> **Do this**: Convert the material below into a JSON array of strings with one string per line, skipping blank lines and covering every record. Omit the pictures.

> **Listing**:
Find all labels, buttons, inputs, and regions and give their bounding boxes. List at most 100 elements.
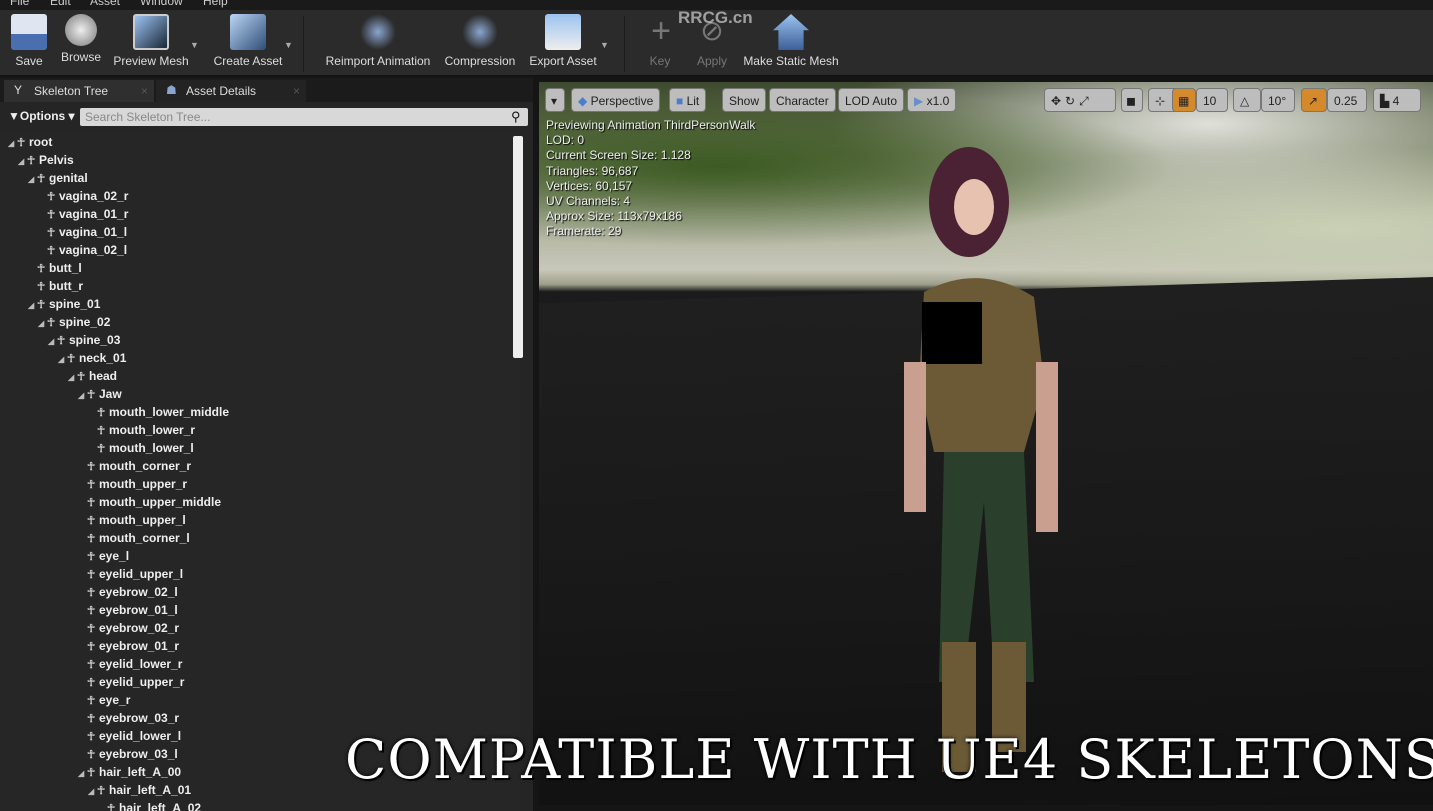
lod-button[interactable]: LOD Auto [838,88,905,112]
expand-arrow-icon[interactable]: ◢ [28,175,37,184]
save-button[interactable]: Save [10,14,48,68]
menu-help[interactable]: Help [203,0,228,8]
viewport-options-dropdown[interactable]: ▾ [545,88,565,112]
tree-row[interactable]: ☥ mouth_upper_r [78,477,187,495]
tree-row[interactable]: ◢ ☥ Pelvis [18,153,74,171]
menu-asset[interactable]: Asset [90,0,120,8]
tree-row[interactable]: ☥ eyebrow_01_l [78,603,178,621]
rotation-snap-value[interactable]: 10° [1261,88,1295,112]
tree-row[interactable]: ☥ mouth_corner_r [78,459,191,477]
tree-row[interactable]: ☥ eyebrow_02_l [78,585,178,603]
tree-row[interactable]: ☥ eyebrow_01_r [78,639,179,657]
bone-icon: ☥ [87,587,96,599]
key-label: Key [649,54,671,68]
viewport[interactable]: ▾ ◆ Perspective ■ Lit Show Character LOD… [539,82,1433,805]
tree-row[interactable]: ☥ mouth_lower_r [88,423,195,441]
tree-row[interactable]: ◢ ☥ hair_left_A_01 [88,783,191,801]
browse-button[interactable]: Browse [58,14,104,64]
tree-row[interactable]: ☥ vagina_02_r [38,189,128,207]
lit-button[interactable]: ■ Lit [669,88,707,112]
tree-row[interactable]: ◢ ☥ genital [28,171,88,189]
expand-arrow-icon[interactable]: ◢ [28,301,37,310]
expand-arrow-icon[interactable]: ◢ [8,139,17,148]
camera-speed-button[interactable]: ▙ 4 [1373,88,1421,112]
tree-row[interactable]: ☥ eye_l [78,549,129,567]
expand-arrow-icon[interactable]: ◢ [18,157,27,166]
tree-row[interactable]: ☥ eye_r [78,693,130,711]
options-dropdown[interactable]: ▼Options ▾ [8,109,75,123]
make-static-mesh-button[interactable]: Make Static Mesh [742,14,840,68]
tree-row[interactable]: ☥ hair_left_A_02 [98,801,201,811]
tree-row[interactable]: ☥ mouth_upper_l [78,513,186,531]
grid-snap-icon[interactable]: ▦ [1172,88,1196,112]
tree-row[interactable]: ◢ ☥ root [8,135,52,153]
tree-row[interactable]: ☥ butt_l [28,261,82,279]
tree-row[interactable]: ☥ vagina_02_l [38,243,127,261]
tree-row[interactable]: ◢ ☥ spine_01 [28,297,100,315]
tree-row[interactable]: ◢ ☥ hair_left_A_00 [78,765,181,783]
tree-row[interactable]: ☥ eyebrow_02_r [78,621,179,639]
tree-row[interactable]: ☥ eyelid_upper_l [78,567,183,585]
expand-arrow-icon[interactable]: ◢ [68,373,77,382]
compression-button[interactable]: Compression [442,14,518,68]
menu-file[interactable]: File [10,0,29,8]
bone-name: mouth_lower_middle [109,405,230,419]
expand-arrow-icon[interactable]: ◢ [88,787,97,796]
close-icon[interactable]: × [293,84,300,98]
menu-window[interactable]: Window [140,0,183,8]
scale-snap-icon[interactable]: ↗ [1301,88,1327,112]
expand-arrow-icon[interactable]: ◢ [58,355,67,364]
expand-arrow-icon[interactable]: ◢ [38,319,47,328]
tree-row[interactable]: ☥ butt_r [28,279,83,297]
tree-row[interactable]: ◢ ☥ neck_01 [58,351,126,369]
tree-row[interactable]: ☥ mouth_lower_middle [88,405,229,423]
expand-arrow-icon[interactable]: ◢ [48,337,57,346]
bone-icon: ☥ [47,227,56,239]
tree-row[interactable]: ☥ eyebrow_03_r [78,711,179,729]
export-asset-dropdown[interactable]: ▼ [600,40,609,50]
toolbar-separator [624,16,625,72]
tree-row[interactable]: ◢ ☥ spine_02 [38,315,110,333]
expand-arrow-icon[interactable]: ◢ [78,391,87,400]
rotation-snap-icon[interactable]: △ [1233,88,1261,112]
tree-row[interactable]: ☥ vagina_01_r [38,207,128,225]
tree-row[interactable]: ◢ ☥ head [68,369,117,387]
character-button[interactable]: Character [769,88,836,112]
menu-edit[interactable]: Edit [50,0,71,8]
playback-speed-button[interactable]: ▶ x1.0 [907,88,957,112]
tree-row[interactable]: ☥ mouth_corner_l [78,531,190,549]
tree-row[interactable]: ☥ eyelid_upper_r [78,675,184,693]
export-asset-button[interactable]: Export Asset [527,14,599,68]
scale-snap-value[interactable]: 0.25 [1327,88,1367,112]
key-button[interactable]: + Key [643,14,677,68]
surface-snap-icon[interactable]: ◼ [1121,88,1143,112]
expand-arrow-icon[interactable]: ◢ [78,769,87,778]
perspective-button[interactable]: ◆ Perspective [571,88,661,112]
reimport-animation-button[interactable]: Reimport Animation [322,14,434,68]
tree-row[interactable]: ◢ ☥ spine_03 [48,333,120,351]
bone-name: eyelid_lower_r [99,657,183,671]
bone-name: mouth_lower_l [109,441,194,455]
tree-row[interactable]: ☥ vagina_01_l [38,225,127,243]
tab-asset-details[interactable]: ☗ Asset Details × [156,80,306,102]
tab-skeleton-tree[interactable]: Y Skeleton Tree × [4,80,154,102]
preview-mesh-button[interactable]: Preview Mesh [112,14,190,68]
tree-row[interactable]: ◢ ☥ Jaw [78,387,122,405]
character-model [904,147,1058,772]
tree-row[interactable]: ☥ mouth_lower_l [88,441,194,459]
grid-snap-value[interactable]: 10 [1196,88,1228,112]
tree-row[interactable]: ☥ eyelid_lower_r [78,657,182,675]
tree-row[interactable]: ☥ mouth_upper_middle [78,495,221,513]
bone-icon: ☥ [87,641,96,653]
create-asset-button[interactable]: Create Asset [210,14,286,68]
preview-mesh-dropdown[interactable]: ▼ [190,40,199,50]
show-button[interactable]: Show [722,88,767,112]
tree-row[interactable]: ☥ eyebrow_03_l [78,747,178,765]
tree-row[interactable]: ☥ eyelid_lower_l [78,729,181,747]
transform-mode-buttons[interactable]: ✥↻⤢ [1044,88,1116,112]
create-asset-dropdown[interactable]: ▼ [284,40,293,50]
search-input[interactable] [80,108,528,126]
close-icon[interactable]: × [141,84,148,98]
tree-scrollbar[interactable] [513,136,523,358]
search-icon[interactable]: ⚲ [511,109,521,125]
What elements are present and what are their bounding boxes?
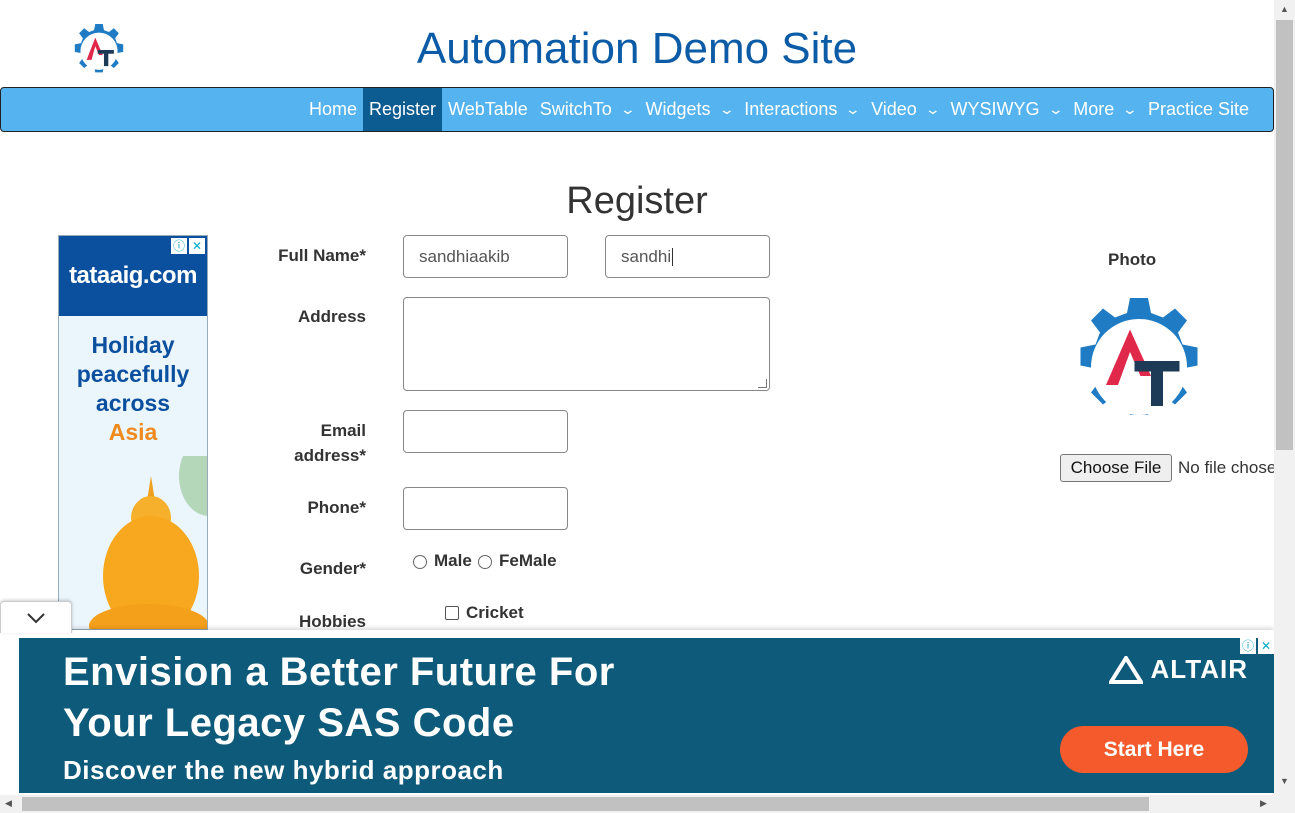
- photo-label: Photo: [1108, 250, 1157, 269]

> **Response**:
[
  "Find all labels, buttons, inputs, and regions and give their bounding boxes. List at most 100 elements.",
  "lod-button[interactable]: LOD Auto [838,88,905,112]",
  "expand-arrow-icon[interactable]: ◢ [28,175,37,184]",
  "save-button[interactable]: Save [10,14,48,68]",
  "menu-help[interactable]: Help [203,0,228,8]",
  "viewport-options-dropdown[interactable]: ▾ [545,88,565,112]",
  "tree-row[interactable]: ☥ mouth_upper_r [78,477,187,495]",
  "tree-row[interactable]: ◢ ☥ Pelvis [18,153,74,171]",
  "menu-asset[interactable]: Asset [90,0,120,8]",
  "tree-row[interactable]: ☥ eyebrow_01_l [78,603,178,621]",
  "rotation-snap-value[interactable]: 10° [1261,88,1295,112]",
  "tree-row[interactable]: ☥ mouth_corner_r [78,459,191,477]",
  "tree-row[interactable]: ☥ eyebrow_02_l [78,585,178,603]",
  "tree-row[interactable]: ☥ eyebrow_01_r [78,639,179,657]",
  "bone-icon: ☥ [87,587,96,599]",
  "key-label: Key [649,54,671,68]",
  "viewport[interactable]: ▾ ◆ Perspective ■ Lit Show Character LOD… [539,82,1433,805]",
  "tree-row[interactable]: ☥ mouth_lower_r [88,423,195,441]",
  "tree-row[interactable]: ◢ ☥ hair_left_A_01 [88,783,191,801]",
  "browse-button[interactable]: Browse [58,14,104,64]",
  "tree-row[interactable]: ☥ vagina_02_r [38,189,128,207]",
  "lit-button[interactable]: ■ Lit [669,88,707,112]",
  "tree-row[interactable]: ◢ ☥ genital [28,171,88,189]",
  "expand-arrow-icon[interactable]: ◢ [28,301,37,310]",
  "expand-arrow-icon[interactable]: ◢ [8,139,17,148]",
  "camera-speed-button[interactable]: ▙ 4 [1373,88,1421,112]",
  "tree-row[interactable]: ☥ eye_l [78,549,129,567]",
  "expand-arrow-icon[interactable]: ◢ [18,157,27,166]",
  "tree-row[interactable]: ☥ eye_r [78,693,130,711]",
  "options-dropdown[interactable]: ▼Options ▾ [8,109,75,123]",
  "make-static-mesh-button[interactable]: Make Static Mesh [742,14,840,68]",
  "tree-row[interactable]: ☥ hair_left_A_02 [98,801,201,811]",
  "tree-row[interactable]: ☥ mouth_upper_l [78,513,186,531]",
  "grid-snap-icon[interactable]: ▦ [1172,88,1196,112]",
  "tree-row[interactable]: ◢ ☥ root [8,135,52,153]",
  "tree-row[interactable]: ☥ butt_l [28,261,82,279]",
  "tree-row[interactable]: ☥ vagina_02_l [38,243,127,261]",
  "tree-row[interactable]: ◢ ☥ spine_01 [28,297,100,315]",
  "tree-row[interactable]: ◢ ☥ hair_left_A_00 [78,765,181,783]",
  "tree-row[interactable]: ☥ eyebrow_02_r [78,621,179,639]",
  "tree-row[interactable]: ☥ eyelid_upper_l [78,567,183,585]",
  "expand-arrow-icon[interactable]: ◢ [68,373,77,382]",
  "compression-button[interactable]: Compression [442,14,518,68]",
  "menu-file[interactable]: File [10,0,29,8]",
  "bone-name: mouth_lower_middle [109,405,230,419]",
  "expand-arrow-icon[interactable]: ◢ [88,787,97,796]",
  "close-icon[interactable]: × [293,84,300,98]",
  "menu-window[interactable]: Window [140,0,183,8]",
  "scale-snap-icon[interactable]: ↗ [1301,88,1327,112]",
  "expand-arrow-icon[interactable]: ◢ [58,355,67,364]",
  "expand-arrow-icon[interactable]: ◢ [38,319,47,328]",
  "tree-row[interactable]: ☥ butt_r [28,279,83,297]",
  "tree-row[interactable]: ◢ ☥ neck_01 [58,351,126,369]",
  "tree-row[interactable]: ☥ mouth_lower_middle [88,405,229,423]",
  "expand-arrow-icon[interactable]: ◢ [48,337,57,346]",
  "bone-icon: ☥ [47,227,56,239]",
  "tree-row[interactable]: ☥ eyebrow_03_r [78,711,179,729]",
  "export-asset-dropdown[interactable]: ▼ [600,40,609,50]",
  "toolbar-separator [624,16,625,72]",
  "tree-row[interactable]: ◢ ☥ spine_02 [38,315,110,333]",
  "expand-arrow-icon[interactable]: ◢ [78,391,87,400]",
  "rotation-snap-icon[interactable]: △ [1233,88,1261,112]",
  "tree-row[interactable]: ☥ vagina_01_r [38,207,128,225]",
  "tree-row[interactable]: ◢ ☥ head [68,369,117,387]",
  "character-button[interactable]: Character [769,88,836,112]",
  "menu-edit[interactable]: Edit [50,0,71,8]",
  "playback-speed-button[interactable]: ▶ x1.0 [907,88,957,112]",
  "tree-row[interactable]: ☥ mouth_corner_l [78,531,190,549]",
  "tree-row[interactable]: ☥ eyelid_upper_r [78,675,184,693]",
  "export-asset-button[interactable]: Export Asset [527,14,599,68]",
  "scale-snap-value[interactable]: 0.25 [1327,88,1367,112]",
  "key-button[interactable]: + Key [643,14,677,68]",
  "surface-snap-icon[interactable]: ◼ [1121,88,1143,112]",
  "expand-arrow-icon[interactable]: ◢ [78,769,87,778]",
  "perspective-button[interactable]: ◆ Perspective [571,88,661,112]",
  "reimport-animation-button[interactable]: Reimport Animation [322,14,434,68]",
  "tree-row[interactable]: ◢ ☥ spine_03 [48,333,120,351]",
  "bone-name: eyelid_lower_r [99,657,183,671]",
  "bone-name: mouth_lower_l [109,441,194,455]",
  "tree-row[interactable]: ☥ vagina_01_l [38,225,127,243]",
  "tab-asset-details[interactable]: ☗ Asset Details × [156,80,306,102]",
  "tab-skeleton-tree[interactable]: Y Skeleton Tree × [4,80,154,102]",
  "preview-mesh-button[interactable]: Preview Mesh [112,14,190,68]",
  "tree-row[interactable]: ◢ ☥ Jaw [78,387,122,405]",
  "character-model [904,147,1058,772]",
  "tree-row[interactable]: ☥ mouth_lower_l [88,441,194,459]",
  "grid-snap-value[interactable]: 10 [1196,88,1228,112]",
  "tree-row[interactable]: ☥ eyelid_lower_r [78,657,182,675]",
  "tree-row[interactable]: ☥ mouth_upper_middle [78,495,221,513]",
  "bone-icon: ☥ [87,641,96,653]",
  "create-asset-button[interactable]: Create Asset [210,14,286,68]",
  "preview-mesh-dropdown[interactable]: ▼ [190,40,199,50]",
  "show-button[interactable]: Show [722,88,767,112]",
  "tree-row[interactable]: ☥ eyebrow_03_l [78,747,178,765]",
  "tree-row[interactable]: ☥ eyelid_lower_l [78,729,181,747]",
  "transform-mode-buttons[interactable]: ✥↻⤢ [1044,88,1116,112]",
  "create-asset-dropdown[interactable]: ▼ [284,40,293,50]",
  "search-input[interactable] [80,108,528,126]",
  "close-icon[interactable]: × [141,84,148,98]",
  "tree-scrollbar[interactable] [513,136,523,358]",
  "search-icon[interactable]: ⚲ [511,109,521,125]",
  "What elements are present and what are their bounding boxes?",
  "- photo-label: Photo: [1108, 250, 1157, 269]"
]